Would you quote every entry exactly, dropping only the pictures?

___ The records

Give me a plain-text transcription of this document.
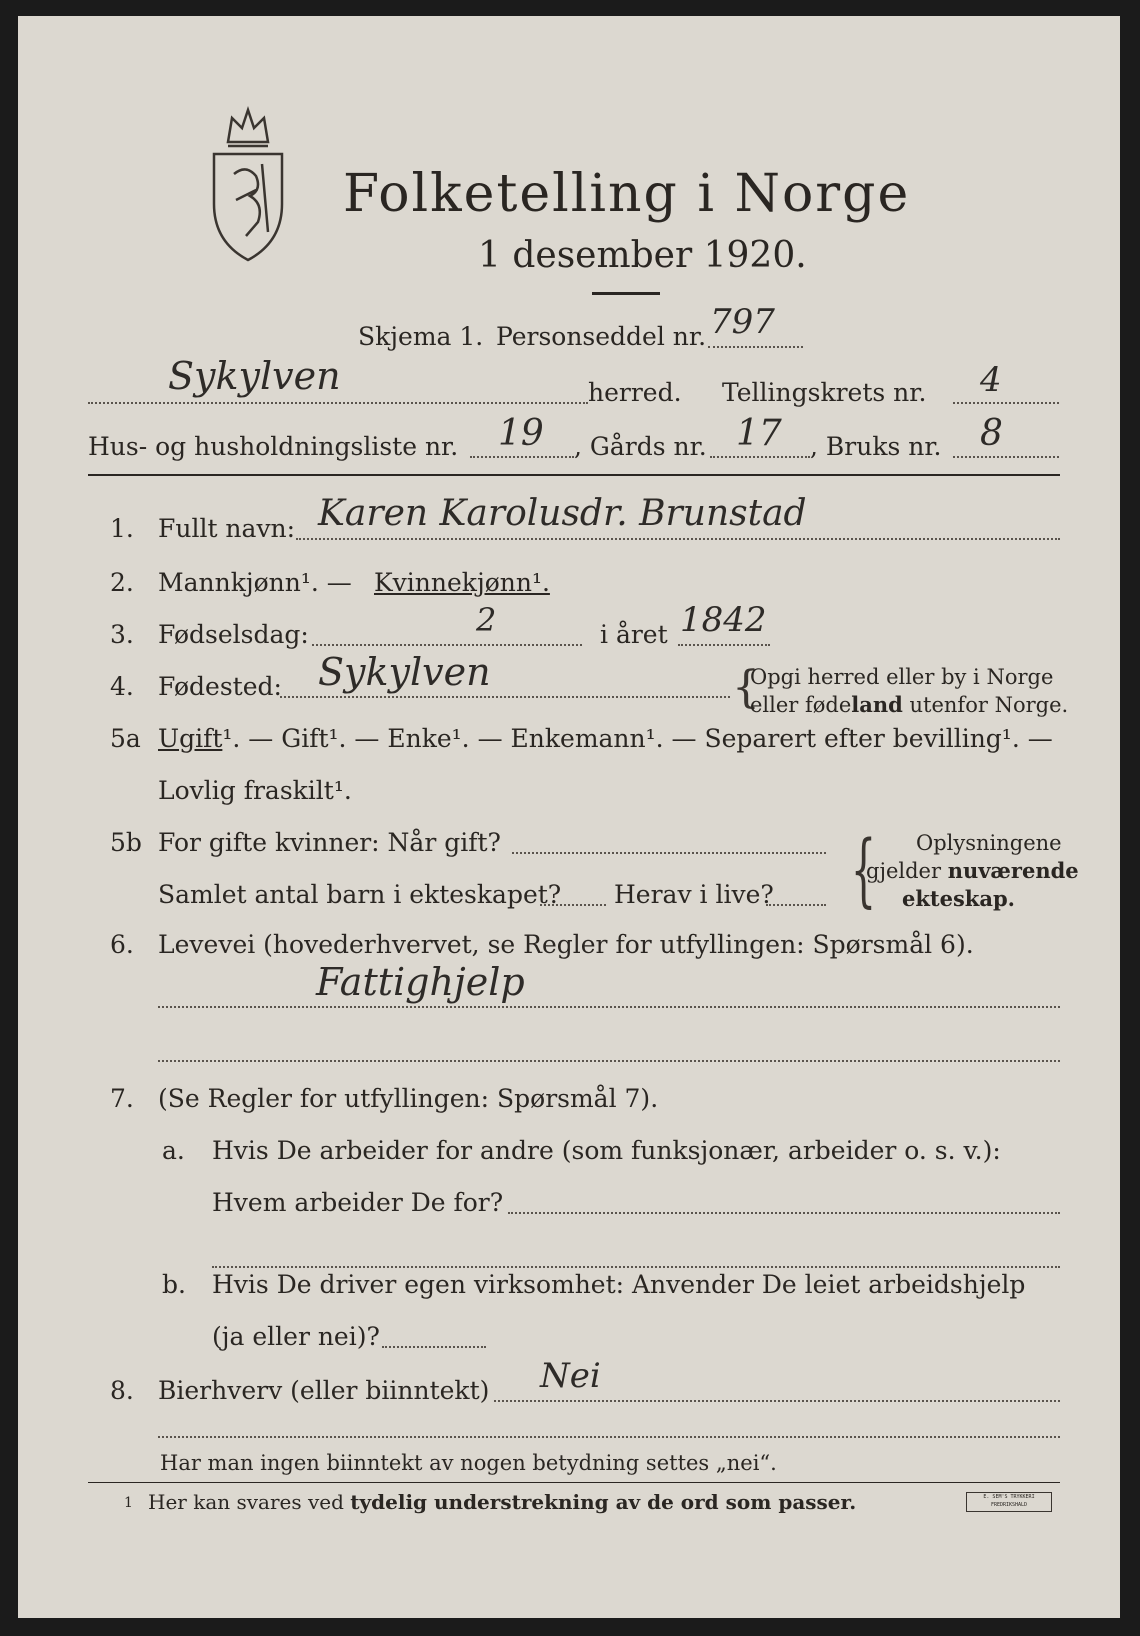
Folketelling i Norge
1 desember 1920.
Skjema 1. Personseddel nr. 797
Sykylven	herred. Tellingskrets nr. 4
Hus- og husholdningsliste nr. 19 , Gårds nr. 17 , Bruks nr. 8
1. Fullt navn: Karen Karolusdr. Brunstad
2. Mannkjønn¹. — Kvinnekjønn¹.
3. Fødselsdag:	2	i året 1842
4. Fødested: Sykylven	{
Opgi herred eller by i Norge
eller fødeland utenfor Norge.
5a Ugift¹. — Gift¹. — Enke¹. — Enkemann¹. — Separert efter bevilling¹. —
Lovlig fraskilt¹.
5b For gifte kvinner: Når gift?
Samlet antal barn i ekteskapet? Herav i live? { Oplysningene
gjelder nuværende
ekteskap.
6. Levevei (hovederhvervet, se Regler for utfyllingen: Spørsmål 6).
Fattighjelp
7. (Se Regler for utfyllingen: Spørsmål 7).
a. Hvis De arbeider for andre (som funksjonær, arbeider o. s. v.):
Hvem arbeider De for?
b. Hvis De driver egen virksomhet: Anvender De leiet arbeidshjelp
(ja eller nei)?
8. Bierhverv (eller biinntekt) Nei
Har man ingen biinntekt av nogen betydning settes „nei“.
1 Her kan svares ved tydelig understrekning av de ord som passer.	E. SEM'S TRYKKERI FREDRIKSHALD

______

▶ **Solution for this task**
Give me a plain-text transcription of this document.
Folketelling i Norge
1 desember 1920.
Skjema 1. Personseddel nr. 797
Sykylven	herred. Tellingskrets nr. 4
Hus- og husholdningsliste nr. 19 , Gårds nr. 17 , Bruks nr. 8
1. Fullt navn: Karen Karolusdr. Brunstad
2. Mannkjønn¹. — Kvinnekjønn¹.
3. Fødselsdag:	2	i året 1842
4. Fødested: Sykylven	{
Opgi herred eller by i Norge
eller fødeland utenfor Norge.
5a Ugift¹. — Gift¹. — Enke¹. — Enkemann¹. — Separert efter bevilling¹. —
Lovlig fraskilt¹.
5b For gifte kvinner: Når gift?
Samlet antal barn i ekteskapet? Herav i live? { Oplysningene
gjelder nuværende
ekteskap.
6. Levevei (hovederhvervet, se Regler for utfyllingen: Spørsmål 6).
Fattighjelp
7. (Se Regler for utfyllingen: Spørsmål 7).
a. Hvis De arbeider for andre (som funksjonær, arbeider o. s. v.):
Hvem arbeider De for?
b. Hvis De driver egen virksomhet: Anvender De leiet arbeidshjelp
(ja eller nei)?
8. Bierhverv (eller biinntekt) Nei
Har man ingen biinntekt av nogen betydning settes „nei“.
1 Her kan svares ved tydelig understrekning av de ord som passer.	E. SEM'S TRYKKERI FREDRIKSHALD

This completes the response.